- _THE REQUEST_:
Reproduce the listing word for word. Skip any image.
-------- MATERIAL PROVIDED --------
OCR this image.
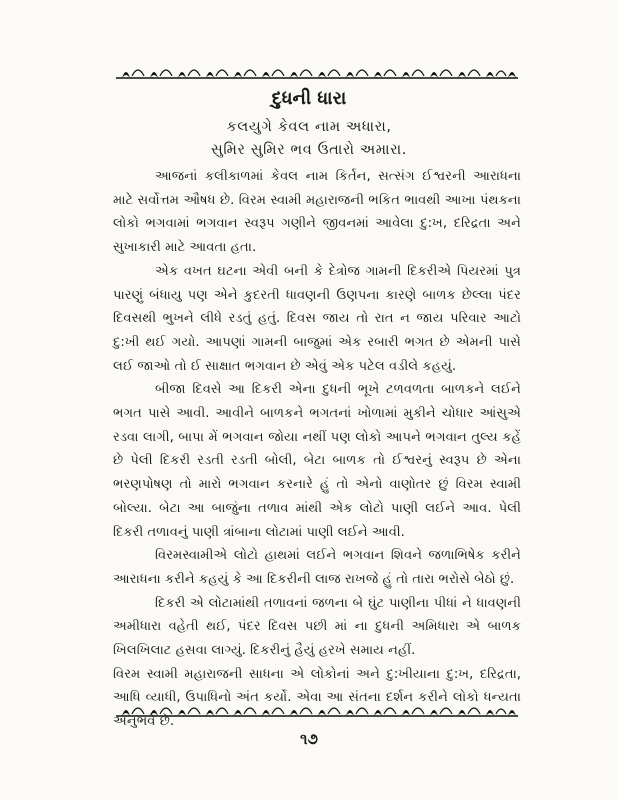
દુધની ધારા
કલયુગે કેવલ નામ અધારા,
સુમિર સુમિર ભવ ઉતારો અમારા.

આજનાં કલીકાળમાં કેવલ નામ કિર્તન, સત્સંગ ઈશ્વરની આરાધના માટે સર્વોત્તમ ઔષધ છે. વિરમ સ્વામી મહારાજની ભકિત ભાવથી આખા પંથકના લોકો ભગવામાં ભગવાન સ્વરૂપ ગણીને જીવનમાં આવેલા દુ:ખ, દરિદ્રતા અને સુખાકારી માટે આવતા હતા.

એક વખત ઘટના એવી બની કે દેત્રોજ ગામની દિકરીએ પિયરમાં પુત્ર પારણું બંધાયુ પણ એને કુદરતી ધાવણની ઉણપના કારણે બાળક છેલ્લા પંદર દિવસથી ભુખને લીધે રડતું હતું. દિવસ જાય તો રાત ન જાય પરિવાર આટો દુ:ખી થઈ ગયો. આપણાં ગામની બાજુમાં એક રબારી ભગત છે એમની પાસે લઈ જાઓ તો ઈ સાક્ષાત ભગવાન છે એવું એક પટેલ વડીલે કહયું.

બીજા દિવસે આ દિકરી એના દુધની ભૂખે ટળવળતા બાળકને લઈને ભગત પાસે આવી. આવીને બાળકને ભગતનાં ખોળામાં મુકીને ચોધાર આંસુએ રડવા લાગી, બાપા મેં ભગવાન જોયા નથીં પણ લોકો આપને ભગવાન તુલ્ય કહેં છે પેલી દિકરી રડતી રડતી બોલી, બેટા બાળક તો ઈશ્વરનું સ્વરૂપ છે એના ભરણપોષણ તો મારો ભગવાન કરનારે હું તો એનો વાણોતર છું વિરમ સ્વામી બોલ્યા. બેટા આ બાજુંના તળાવ માંથી એક લોટો પાણી લઈને આવ. પેલી દિકરી તળાવનું પાણી ત્રાંબાના લોટામાં પાણી લઈને આવી.

વિરમસ્વામીએ લોટો હાથમાં લઈને ભગવાન શિવને જળાભિષેક કરીને આરાધના કરીને કહયું કે આ દિકરીની લાજ રાખજે હું તો તારા ભરોસે બેઠો છું.

દિકરી એ લોટામાંથી તળાવનાં જળના બે ઘુંટ પાણીના પીધાં ને ધાવણની અમીધારા વહેતી થઈ, પંદર દિવસ પછી માં ના દુધની અમિધારા એ બાળક ખિલખિલાટ હસવા લાગ્યું. દિકરીનું હૈયું હરખે સમાય નહીં.

વિરમ સ્વામી મહારાજની સાધના એ લોકોનાં અને દુ:ખીયાના દુ:ખ, દરિદ્રતા, આધિ વ્યાધી, ઉપાધિનો અંત કર્યો. એવા આ સંતના દર્શન કરીને લોકો ધન્યતા અનુભવે છે.

૧૭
--------
- _EXERCISE RESULT_:
OCR this image.
દુધની ધારા
કલયુગે કેવલ નામ અધારા,
સુમિર સુમિર ભવ ઉતારો અમારા.

આજનાં કલીકાળમાં કેવલ નામ કિર્તન, સત્સંગ ઈશ્વરની આરાધના માટે સર્વોત્તમ ઔષધ છે. વિરમ સ્વામી મહારાજની ભકિત ભાવથી આખા પંથકના લોકો ભગવામાં ભગવાન સ્વરૂપ ગણીને જીવનમાં આવેલા દુ:ખ, દરિદ્રતા અને સુખાકારી માટે આવતા હતા.

એક વખત ઘટના એવી બની કે દેત્રોજ ગામની દિકરીએ પિયરમાં પુત્ર પારણું બંધાયુ પણ એને કુદરતી ધાવણની ઉણપના કારણે બાળક છેલ્લા પંદર દિવસથી ભુખને લીધે રડતું હતું. દિવસ જાય તો રાત ન જાય પરિવાર આટો દુ:ખી થઈ ગયો. આપણાં ગામની બાજુમાં એક રબારી ભગત છે એમની પાસે લઈ જાઓ તો ઈ સાક્ષાત ભગવાન છે એવું એક પટેલ વડીલે કહયું.

બીજા દિવસે આ દિકરી એના દુધની ભૂખે ટળવળતા બાળકને લઈને ભગત પાસે આવી. આવીને બાળકને ભગતનાં ખોળામાં મુકીને ચોધાર આંસુએ રડવા લાગી, બાપા મેં ભગવાન જોયા નથીં પણ લોકો આપને ભગવાન તુલ્ય કહેં છે પેલી દિકરી રડતી રડતી બોલી, બેટા બાળક તો ઈશ્વરનું સ્વરૂપ છે એના ભરણપોષણ તો મારો ભગવાન કરનારે હું તો એનો વાણોતર છું વિરમ સ્વામી બોલ્યા. બેટા આ બાજુંના તળાવ માંથી એક લોટો પાણી લઈને આવ. પેલી દિકરી તળાવનું પાણી ત્રાંબાના લોટામાં પાણી લઈને આવી.

વિરમસ્વામીએ લોટો હાથમાં લઈને ભગવાન શિવને જળાભિષેક કરીને આરાધના કરીને કહયું કે આ દિકરીની લાજ રાખજે હું તો તારા ભરોસે બેઠો છું.

દિકરી એ લોટામાંથી તળાવનાં જળના બે ઘુંટ પાણીના પીધાં ને ધાવણની અમીધારા વહેતી થઈ, પંદર દિવસ પછી માં ના દુધની અમિધારા એ બાળક ખિલખિલાટ હસવા લાગ્યું. દિકરીનું હૈયું હરખે સમાય નહીં.

વિરમ સ્વામી મહારાજની સાધના એ લોકોનાં અને દુ:ખીયાના દુ:ખ, દરિદ્રતા, આધિ વ્યાધી, ઉપાધિનો અંત કર્યો. એવા આ સંતના દર્શન કરીને લોકો ધન્યતા અનુભવે છે.

૧૭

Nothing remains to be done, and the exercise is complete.